[INPUT]
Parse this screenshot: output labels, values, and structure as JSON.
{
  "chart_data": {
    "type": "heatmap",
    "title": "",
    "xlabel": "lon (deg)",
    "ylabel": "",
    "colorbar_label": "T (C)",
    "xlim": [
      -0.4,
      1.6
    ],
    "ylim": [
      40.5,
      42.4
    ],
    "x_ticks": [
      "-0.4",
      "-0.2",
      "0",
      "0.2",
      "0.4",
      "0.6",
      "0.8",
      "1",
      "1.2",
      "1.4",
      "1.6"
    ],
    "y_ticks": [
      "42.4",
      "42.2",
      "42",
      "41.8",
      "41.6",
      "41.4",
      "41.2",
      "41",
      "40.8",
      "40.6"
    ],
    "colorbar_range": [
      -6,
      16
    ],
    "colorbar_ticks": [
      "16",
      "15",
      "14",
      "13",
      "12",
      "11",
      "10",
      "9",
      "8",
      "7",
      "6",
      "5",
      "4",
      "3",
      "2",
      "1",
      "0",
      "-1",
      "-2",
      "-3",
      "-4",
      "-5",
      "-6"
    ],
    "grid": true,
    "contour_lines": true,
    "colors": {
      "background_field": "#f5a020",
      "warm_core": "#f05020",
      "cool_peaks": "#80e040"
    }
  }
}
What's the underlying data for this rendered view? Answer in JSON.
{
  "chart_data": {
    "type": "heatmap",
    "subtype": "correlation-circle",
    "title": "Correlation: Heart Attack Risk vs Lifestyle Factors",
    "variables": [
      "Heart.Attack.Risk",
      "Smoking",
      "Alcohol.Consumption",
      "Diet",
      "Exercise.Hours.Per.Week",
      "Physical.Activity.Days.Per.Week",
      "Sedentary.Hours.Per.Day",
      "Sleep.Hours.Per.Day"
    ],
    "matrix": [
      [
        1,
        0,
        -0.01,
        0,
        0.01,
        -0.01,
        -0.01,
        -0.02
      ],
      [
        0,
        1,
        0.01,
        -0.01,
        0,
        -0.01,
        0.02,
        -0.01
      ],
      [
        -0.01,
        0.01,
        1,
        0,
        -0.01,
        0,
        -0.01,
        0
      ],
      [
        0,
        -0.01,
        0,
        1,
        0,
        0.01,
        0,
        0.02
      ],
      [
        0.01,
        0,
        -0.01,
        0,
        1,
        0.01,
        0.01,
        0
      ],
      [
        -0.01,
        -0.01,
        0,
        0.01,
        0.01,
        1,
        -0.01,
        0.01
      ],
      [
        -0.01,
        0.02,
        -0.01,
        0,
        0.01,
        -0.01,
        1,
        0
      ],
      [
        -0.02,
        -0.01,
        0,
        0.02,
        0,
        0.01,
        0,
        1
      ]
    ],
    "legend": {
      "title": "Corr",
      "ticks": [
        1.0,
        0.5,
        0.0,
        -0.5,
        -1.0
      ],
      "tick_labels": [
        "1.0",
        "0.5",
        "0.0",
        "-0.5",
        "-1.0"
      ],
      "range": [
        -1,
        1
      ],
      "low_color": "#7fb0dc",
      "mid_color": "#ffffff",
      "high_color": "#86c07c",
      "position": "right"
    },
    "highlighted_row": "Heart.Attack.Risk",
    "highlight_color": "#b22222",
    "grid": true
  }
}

[AIM OF THE EXERCISE] Produce an exact copy of every entry above.

[PROBLEM SOLUTION]
Parse this screenshot: output labels, values, and structure as JSON.
{
  "chart_data": {
    "type": "heatmap",
    "title": "",
    "xlabel": "lon (deg)",
    "ylabel": "",
    "colorbar_label": "T (C)",
    "xlim": [
      -0.4,
      1.6
    ],
    "ylim": [
      40.5,
      42.4
    ],
    "x_ticks": [
      "-0.4",
      "-0.2",
      "0",
      "0.2",
      "0.4",
      "0.6",
      "0.8",
      "1",
      "1.2",
      "1.4",
      "1.6"
    ],
    "y_ticks": [
      "42.4",
      "42.2",
      "42",
      "41.8",
      "41.6",
      "41.4",
      "41.2",
      "41",
      "40.8",
      "40.6"
    ],
    "colorbar_range": [
      -6,
      16
    ],
    "colorbar_ticks": [
      "16",
      "15",
      "14",
      "13",
      "12",
      "11",
      "10",
      "9",
      "8",
      "7",
      "6",
      "5",
      "4",
      "3",
      "2",
      "1",
      "0",
      "-1",
      "-2",
      "-3",
      "-4",
      "-5",
      "-6"
    ],
    "grid": true,
    "contour_lines": true,
    "colors": {
      "background_field": "#f5a020",
      "warm_core": "#f05020",
      "cool_peaks": "#80e040"
    }
  }
}
What's the underlying data for this rendered view? Answer in JSON.
{
  "chart_data": {
    "type": "heatmap",
    "subtype": "correlation-circle",
    "title": "Correlation: Heart Attack Risk vs Lifestyle Factors",
    "variables": [
      "Heart.Attack.Risk",
      "Smoking",
      "Alcohol.Consumption",
      "Diet",
      "Exercise.Hours.Per.Week",
      "Physical.Activity.Days.Per.Week",
      "Sedentary.Hours.Per.Day",
      "Sleep.Hours.Per.Day"
    ],
    "matrix": [
      [
        1,
        0,
        -0.01,
        0,
        0.01,
        -0.01,
        -0.01,
        -0.02
      ],
      [
        0,
        1,
        0.01,
        -0.01,
        0,
        -0.01,
        0.02,
        -0.01
      ],
      [
        -0.01,
        0.01,
        1,
        0,
        -0.01,
        0,
        -0.01,
        0
      ],
      [
        0,
        -0.01,
        0,
        1,
        0,
        0.01,
        0,
        0.02
      ],
      [
        0.01,
        0,
        -0.01,
        0,
        1,
        0.01,
        0.01,
        0
      ],
      [
        -0.01,
        -0.01,
        0,
        0.01,
        0.01,
        1,
        -0.01,
        0.01
      ],
      [
        -0.01,
        0.02,
        -0.01,
        0,
        0.01,
        -0.01,
        1,
        0
      ],
      [
        -0.02,
        -0.01,
        0,
        0.02,
        0,
        0.01,
        0,
        1
      ]
    ],
    "legend": {
      "title": "Corr",
      "ticks": [
        1.0,
        0.5,
        0.0,
        -0.5,
        -1.0
      ],
      "tick_labels": [
        "1.0",
        "0.5",
        "0.0",
        "-0.5",
        "-1.0"
      ],
      "range": [
        -1,
        1
      ],
      "low_color": "#7fb0dc",
      "mid_color": "#ffffff",
      "high_color": "#86c07c",
      "position": "right"
    },
    "highlighted_row": "Heart.Attack.Risk",
    "highlight_color": "#b22222",
    "grid": true
  }
}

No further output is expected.